PROMPT:
Repeat word for word the lines of the items from the one containing "List each element" through the one containing "product-item: あまおう 350円", with both of those lines included.

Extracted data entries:
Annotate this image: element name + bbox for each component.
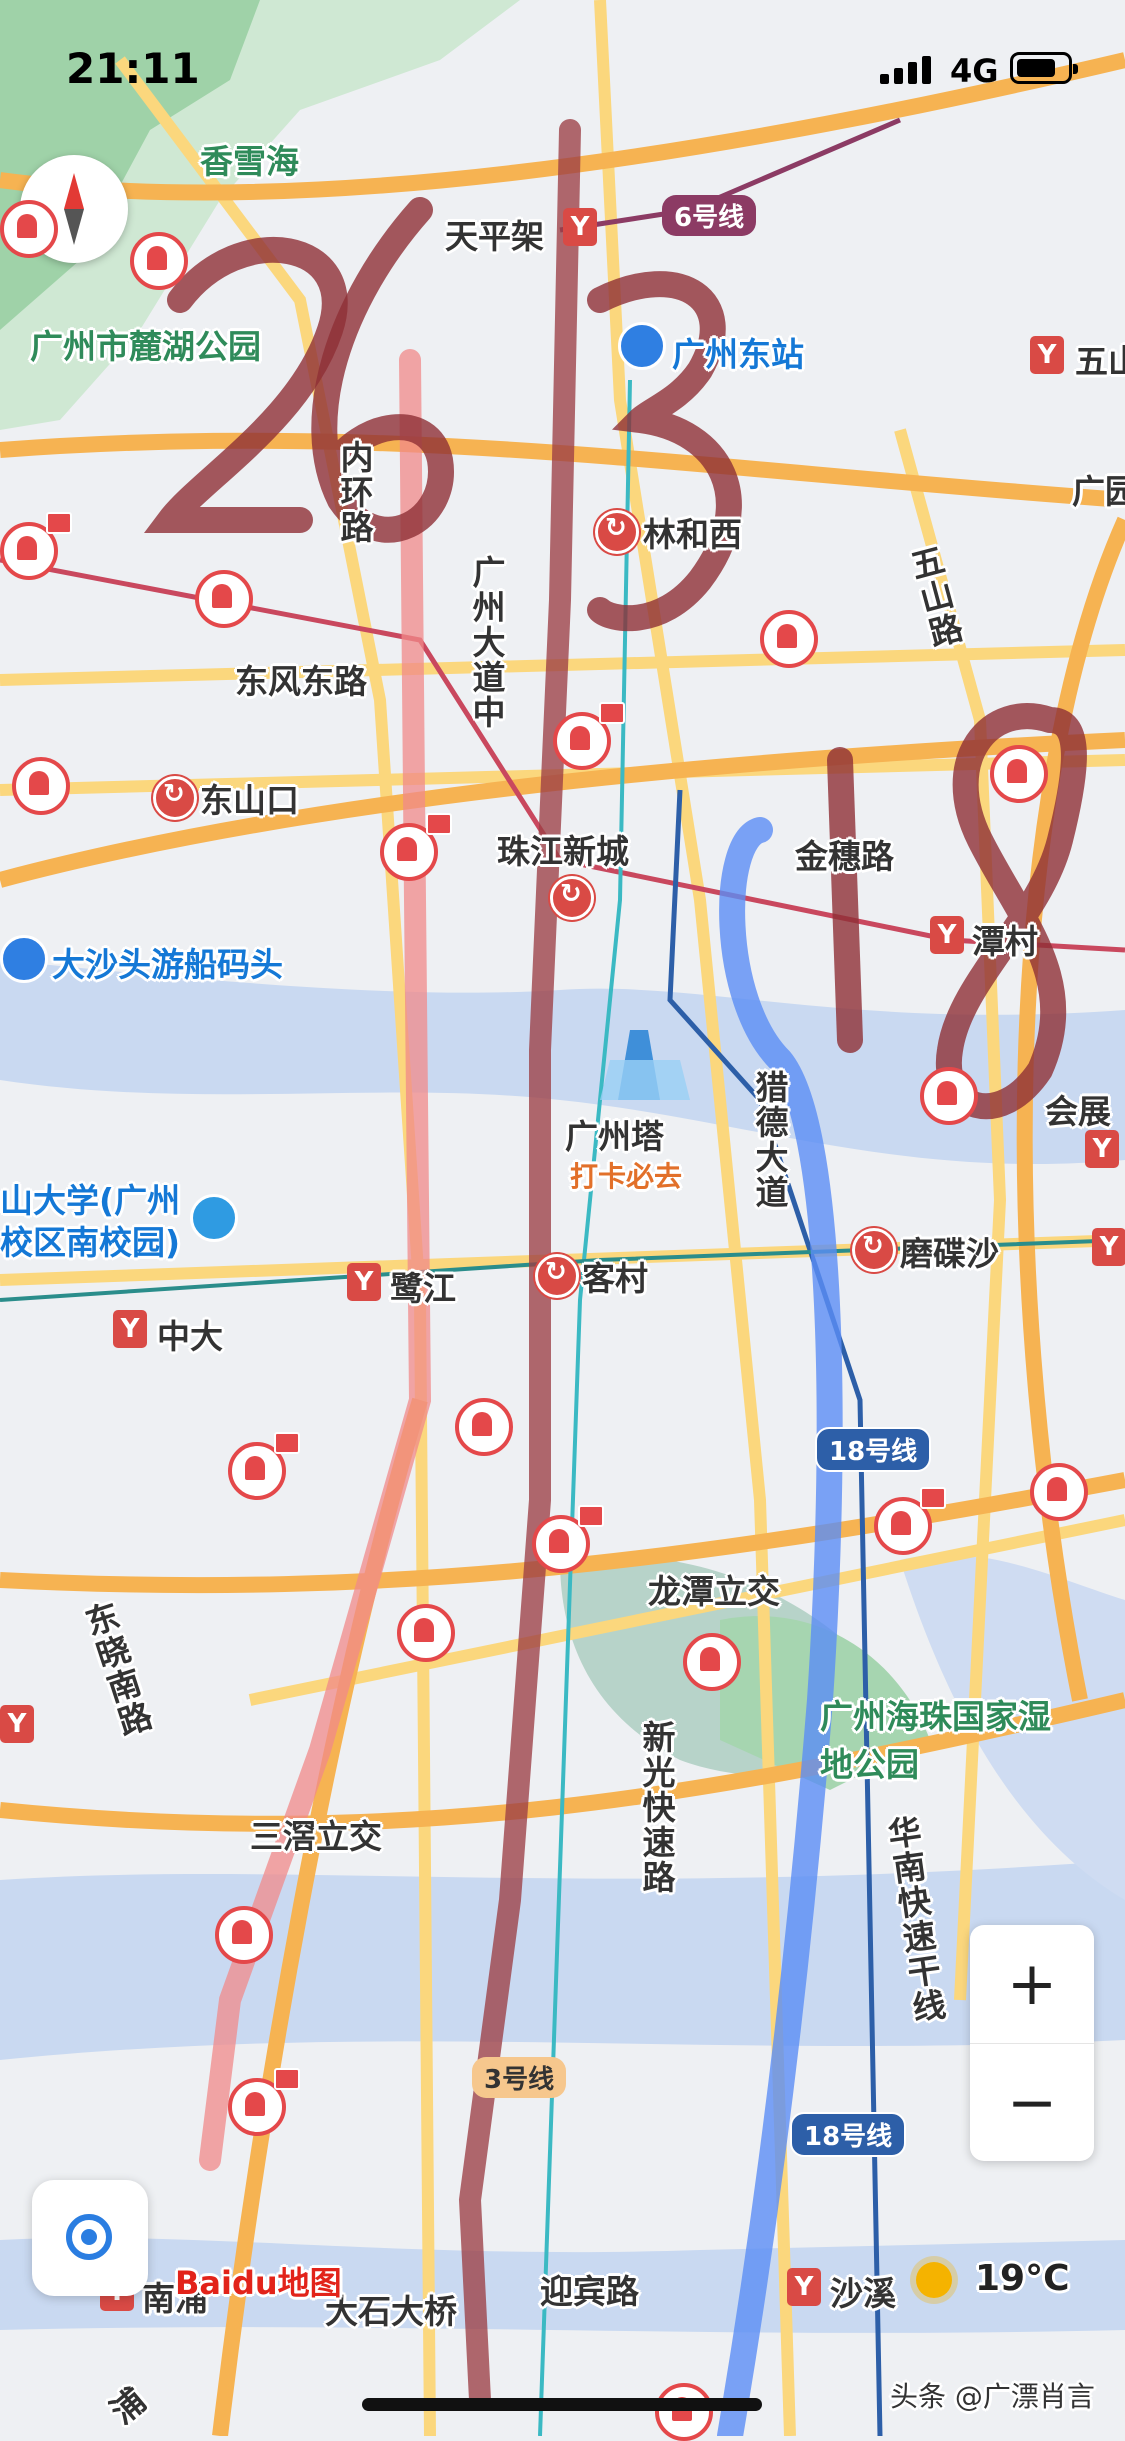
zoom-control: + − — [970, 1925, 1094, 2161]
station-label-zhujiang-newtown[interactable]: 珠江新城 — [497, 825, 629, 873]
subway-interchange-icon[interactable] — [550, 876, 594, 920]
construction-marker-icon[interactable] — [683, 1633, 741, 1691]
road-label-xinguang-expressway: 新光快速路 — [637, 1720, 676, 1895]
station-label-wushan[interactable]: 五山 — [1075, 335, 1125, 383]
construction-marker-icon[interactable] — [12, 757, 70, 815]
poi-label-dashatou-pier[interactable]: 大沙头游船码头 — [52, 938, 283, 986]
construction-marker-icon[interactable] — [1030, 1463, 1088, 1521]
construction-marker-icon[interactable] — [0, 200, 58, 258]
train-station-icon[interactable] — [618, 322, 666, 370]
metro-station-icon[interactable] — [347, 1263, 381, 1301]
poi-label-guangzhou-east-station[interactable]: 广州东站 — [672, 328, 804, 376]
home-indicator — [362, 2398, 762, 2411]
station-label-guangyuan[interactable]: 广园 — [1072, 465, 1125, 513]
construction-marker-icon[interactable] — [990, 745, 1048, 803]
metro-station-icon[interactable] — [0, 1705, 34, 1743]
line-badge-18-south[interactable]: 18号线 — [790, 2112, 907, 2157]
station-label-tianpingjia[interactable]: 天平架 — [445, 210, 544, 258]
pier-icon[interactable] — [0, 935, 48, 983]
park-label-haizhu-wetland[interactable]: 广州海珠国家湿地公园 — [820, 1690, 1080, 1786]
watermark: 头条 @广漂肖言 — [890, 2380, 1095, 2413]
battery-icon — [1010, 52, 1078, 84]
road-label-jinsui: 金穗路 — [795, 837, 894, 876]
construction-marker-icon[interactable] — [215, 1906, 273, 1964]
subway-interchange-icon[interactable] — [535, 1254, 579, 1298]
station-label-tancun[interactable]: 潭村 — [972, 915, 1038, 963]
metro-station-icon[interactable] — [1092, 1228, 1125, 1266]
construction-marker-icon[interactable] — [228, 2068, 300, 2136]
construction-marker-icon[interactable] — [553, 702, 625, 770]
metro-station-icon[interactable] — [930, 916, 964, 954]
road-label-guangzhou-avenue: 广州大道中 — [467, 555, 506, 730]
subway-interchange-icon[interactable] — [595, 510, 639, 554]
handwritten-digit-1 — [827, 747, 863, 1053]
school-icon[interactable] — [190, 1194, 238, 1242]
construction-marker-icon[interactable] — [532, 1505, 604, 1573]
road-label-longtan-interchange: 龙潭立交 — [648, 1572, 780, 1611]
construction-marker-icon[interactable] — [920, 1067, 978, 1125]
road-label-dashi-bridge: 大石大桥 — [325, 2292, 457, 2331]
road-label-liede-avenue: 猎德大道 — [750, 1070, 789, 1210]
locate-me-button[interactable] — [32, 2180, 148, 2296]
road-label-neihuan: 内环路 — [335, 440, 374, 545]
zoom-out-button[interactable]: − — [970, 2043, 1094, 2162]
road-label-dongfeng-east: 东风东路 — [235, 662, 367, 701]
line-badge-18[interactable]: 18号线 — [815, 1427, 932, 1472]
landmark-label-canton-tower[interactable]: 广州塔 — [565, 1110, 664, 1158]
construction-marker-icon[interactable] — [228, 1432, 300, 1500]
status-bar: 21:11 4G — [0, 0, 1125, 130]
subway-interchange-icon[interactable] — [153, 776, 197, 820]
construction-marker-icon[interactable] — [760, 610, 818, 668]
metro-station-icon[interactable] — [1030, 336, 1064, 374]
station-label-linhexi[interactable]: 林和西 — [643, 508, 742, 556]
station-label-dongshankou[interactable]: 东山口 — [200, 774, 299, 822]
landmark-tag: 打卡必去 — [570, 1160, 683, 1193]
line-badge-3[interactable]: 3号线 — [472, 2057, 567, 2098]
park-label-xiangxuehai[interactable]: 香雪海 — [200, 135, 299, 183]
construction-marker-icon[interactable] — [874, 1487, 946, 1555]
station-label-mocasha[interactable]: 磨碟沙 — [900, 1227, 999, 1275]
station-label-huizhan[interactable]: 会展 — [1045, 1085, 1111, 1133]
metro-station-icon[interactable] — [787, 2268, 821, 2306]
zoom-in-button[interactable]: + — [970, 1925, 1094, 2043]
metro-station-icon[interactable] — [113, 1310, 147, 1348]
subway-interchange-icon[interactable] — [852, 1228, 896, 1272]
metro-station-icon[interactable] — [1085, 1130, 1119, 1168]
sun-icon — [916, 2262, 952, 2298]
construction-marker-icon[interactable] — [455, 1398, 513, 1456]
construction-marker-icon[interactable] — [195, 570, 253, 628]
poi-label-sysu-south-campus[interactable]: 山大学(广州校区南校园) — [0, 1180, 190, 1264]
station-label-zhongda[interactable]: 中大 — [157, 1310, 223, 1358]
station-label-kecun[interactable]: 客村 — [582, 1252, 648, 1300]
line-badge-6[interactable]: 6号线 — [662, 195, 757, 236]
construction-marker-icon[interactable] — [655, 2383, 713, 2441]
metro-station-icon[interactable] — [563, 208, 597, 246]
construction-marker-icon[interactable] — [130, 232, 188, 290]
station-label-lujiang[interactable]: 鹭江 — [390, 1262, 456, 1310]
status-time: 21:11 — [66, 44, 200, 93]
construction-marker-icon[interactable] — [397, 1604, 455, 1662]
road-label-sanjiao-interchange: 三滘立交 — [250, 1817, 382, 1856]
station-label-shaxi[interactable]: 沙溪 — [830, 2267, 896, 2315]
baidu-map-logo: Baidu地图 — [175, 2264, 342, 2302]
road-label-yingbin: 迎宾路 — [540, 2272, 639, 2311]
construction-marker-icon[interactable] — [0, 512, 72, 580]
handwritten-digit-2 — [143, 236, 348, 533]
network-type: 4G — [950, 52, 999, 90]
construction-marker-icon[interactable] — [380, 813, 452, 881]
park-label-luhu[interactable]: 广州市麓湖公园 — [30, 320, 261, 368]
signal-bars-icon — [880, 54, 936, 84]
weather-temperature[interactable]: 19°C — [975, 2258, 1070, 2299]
* * *
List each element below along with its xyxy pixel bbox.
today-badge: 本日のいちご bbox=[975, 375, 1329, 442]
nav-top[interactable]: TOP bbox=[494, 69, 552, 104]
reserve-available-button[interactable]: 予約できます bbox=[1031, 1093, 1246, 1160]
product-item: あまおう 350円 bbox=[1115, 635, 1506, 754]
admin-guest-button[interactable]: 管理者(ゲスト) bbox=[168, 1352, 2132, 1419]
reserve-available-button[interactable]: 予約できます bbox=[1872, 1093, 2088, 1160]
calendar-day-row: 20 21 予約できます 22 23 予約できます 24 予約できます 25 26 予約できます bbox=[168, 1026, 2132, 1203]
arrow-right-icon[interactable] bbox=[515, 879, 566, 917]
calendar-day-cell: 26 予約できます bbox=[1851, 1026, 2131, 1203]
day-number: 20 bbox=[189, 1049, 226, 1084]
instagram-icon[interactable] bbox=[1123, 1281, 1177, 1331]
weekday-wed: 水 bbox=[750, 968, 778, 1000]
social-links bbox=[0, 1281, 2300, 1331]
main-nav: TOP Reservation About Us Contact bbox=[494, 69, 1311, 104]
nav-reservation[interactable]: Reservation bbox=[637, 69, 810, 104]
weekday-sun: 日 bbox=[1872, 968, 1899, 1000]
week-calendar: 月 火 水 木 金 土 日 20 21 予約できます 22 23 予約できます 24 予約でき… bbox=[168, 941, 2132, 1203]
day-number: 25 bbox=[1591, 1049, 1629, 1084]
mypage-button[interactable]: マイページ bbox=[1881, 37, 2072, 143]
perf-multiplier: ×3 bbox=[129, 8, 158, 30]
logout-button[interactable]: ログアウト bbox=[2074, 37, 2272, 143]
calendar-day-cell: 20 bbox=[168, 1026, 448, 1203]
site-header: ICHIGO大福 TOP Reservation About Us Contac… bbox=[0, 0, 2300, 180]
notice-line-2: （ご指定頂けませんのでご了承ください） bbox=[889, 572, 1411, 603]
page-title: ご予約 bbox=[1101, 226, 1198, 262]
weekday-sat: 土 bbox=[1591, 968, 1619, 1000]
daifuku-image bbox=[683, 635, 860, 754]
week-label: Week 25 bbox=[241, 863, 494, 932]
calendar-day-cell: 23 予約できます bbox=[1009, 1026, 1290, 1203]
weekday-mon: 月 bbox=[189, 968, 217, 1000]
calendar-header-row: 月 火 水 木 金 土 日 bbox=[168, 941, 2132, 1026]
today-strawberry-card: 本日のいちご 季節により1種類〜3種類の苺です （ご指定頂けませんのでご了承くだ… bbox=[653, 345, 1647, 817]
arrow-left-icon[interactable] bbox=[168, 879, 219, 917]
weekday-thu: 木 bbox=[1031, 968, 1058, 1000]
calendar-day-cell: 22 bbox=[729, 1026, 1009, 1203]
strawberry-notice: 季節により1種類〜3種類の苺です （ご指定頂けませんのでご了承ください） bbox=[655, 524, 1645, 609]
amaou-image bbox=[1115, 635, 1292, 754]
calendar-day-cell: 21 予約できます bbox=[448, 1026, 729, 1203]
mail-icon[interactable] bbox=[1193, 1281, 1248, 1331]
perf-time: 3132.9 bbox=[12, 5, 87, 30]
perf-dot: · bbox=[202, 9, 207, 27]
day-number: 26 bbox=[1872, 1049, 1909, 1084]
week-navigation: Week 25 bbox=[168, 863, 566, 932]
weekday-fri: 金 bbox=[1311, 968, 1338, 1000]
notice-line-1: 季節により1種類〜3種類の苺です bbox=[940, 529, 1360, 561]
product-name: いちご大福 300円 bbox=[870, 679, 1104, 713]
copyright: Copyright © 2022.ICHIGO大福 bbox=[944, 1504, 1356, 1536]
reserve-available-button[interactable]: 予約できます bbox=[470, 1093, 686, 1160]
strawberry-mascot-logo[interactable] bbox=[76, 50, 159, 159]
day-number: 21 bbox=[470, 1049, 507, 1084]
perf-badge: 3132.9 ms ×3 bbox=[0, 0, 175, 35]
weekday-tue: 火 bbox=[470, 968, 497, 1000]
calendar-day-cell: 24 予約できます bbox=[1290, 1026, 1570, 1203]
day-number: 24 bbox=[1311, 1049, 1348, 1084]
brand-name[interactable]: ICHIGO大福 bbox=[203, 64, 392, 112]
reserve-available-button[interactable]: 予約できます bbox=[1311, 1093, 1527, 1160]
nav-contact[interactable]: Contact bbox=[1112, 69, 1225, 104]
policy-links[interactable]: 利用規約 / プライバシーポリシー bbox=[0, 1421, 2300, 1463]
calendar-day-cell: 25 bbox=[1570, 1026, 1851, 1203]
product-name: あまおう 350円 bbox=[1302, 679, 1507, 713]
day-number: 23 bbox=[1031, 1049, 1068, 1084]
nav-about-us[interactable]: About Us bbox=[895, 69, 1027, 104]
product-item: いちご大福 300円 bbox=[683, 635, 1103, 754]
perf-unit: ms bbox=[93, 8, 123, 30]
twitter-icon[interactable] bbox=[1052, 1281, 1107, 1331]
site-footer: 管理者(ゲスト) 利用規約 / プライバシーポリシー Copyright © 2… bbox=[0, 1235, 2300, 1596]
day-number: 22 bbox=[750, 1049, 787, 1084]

OUTPUT OF THE TASK:
List each element below along with its xyxy pixel bbox.
today-badge: 本日のいちご bbox=[975, 375, 1329, 442]
nav-top[interactable]: TOP bbox=[494, 69, 552, 104]
reserve-available-button[interactable]: 予約できます bbox=[1031, 1093, 1246, 1160]
product-item: あまおう 350円 bbox=[1115, 635, 1506, 754]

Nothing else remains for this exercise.